A run of records:
· · · · ·

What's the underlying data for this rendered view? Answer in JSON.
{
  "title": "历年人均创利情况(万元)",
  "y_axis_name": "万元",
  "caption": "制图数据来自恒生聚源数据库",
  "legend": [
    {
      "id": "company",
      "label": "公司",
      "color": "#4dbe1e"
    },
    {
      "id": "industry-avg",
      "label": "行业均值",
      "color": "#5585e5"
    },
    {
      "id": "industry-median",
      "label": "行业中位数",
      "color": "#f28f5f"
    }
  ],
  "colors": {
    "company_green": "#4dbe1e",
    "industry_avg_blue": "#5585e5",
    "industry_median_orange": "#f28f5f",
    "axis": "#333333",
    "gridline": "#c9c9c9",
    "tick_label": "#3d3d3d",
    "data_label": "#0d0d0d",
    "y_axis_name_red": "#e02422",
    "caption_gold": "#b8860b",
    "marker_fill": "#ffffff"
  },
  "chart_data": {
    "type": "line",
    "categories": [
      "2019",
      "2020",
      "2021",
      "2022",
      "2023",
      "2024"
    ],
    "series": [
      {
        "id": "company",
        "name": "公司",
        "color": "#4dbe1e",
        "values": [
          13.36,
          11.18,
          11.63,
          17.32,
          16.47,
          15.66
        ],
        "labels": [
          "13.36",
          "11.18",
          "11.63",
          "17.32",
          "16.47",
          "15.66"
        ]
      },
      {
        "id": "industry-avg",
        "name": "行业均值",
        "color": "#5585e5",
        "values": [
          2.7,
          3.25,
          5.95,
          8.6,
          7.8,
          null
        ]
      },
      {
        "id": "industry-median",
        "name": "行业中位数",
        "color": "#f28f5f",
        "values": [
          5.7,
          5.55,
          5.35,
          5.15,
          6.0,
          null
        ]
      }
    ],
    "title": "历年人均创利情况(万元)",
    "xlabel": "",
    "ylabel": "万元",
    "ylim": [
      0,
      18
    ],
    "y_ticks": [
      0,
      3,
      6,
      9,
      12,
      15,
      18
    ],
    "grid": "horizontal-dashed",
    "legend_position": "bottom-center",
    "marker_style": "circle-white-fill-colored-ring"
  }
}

· · · · ·

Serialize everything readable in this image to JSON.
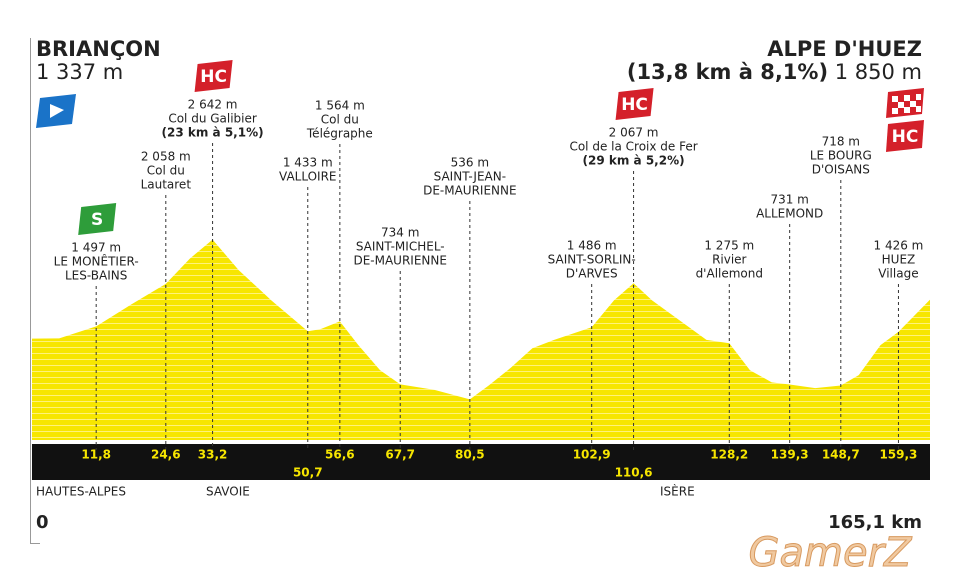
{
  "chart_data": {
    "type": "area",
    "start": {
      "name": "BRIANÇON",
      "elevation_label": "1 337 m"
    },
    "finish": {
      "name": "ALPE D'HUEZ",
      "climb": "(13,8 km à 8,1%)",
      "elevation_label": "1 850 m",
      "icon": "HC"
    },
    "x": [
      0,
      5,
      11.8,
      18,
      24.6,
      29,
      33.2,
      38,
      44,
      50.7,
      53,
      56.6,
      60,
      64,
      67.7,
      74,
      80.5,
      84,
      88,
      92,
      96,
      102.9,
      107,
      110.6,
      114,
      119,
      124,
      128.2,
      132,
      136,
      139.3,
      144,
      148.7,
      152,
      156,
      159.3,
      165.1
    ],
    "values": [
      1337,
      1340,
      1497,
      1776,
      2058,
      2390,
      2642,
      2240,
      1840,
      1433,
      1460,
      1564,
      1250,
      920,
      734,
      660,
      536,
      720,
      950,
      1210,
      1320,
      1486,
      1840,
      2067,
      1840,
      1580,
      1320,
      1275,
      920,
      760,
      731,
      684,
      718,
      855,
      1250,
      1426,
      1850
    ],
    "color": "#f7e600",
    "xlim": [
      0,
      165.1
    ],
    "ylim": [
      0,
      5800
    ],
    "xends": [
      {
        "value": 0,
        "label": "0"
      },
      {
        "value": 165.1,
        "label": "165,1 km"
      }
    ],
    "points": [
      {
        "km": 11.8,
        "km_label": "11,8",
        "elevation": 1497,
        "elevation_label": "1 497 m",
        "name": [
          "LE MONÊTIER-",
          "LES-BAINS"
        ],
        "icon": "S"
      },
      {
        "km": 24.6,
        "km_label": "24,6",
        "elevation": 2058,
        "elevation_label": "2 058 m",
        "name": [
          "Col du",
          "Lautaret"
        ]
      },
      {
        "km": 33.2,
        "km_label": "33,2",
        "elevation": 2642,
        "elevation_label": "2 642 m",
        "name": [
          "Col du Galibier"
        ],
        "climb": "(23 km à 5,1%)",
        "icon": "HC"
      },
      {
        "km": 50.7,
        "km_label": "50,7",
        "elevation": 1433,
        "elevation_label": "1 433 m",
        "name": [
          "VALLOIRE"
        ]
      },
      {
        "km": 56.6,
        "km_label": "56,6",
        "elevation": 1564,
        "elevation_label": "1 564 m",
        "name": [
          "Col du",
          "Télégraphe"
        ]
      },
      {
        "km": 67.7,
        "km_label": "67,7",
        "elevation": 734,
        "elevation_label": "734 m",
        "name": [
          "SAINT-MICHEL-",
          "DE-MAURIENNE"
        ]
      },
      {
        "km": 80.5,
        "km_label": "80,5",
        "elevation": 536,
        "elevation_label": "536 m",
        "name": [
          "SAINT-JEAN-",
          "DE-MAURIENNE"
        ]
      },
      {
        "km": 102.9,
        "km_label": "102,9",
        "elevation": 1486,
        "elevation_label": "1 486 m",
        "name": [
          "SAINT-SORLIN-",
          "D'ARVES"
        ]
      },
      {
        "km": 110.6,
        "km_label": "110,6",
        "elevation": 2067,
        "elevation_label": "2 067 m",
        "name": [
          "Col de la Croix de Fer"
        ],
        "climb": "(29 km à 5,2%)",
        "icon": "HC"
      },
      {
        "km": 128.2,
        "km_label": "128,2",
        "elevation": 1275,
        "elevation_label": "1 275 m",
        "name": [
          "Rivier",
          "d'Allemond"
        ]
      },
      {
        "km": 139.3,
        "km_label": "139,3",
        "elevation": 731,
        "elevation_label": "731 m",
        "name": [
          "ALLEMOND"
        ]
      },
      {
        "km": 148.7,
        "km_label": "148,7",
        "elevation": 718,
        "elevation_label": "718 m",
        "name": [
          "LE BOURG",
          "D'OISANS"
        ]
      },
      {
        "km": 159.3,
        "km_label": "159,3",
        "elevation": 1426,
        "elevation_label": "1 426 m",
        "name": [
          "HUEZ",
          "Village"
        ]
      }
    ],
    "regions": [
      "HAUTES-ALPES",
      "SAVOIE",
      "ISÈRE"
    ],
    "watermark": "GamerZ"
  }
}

· · · · ·

> _PROBLEM STATEMENT_
Using the records above, find and show each line with the string "SAINT".

> _RESPONSE TO THE EXERCISE_
          "SAINT-MICHEL-",
          "SAINT-JEAN-",
          "SAINT-SORLIN-",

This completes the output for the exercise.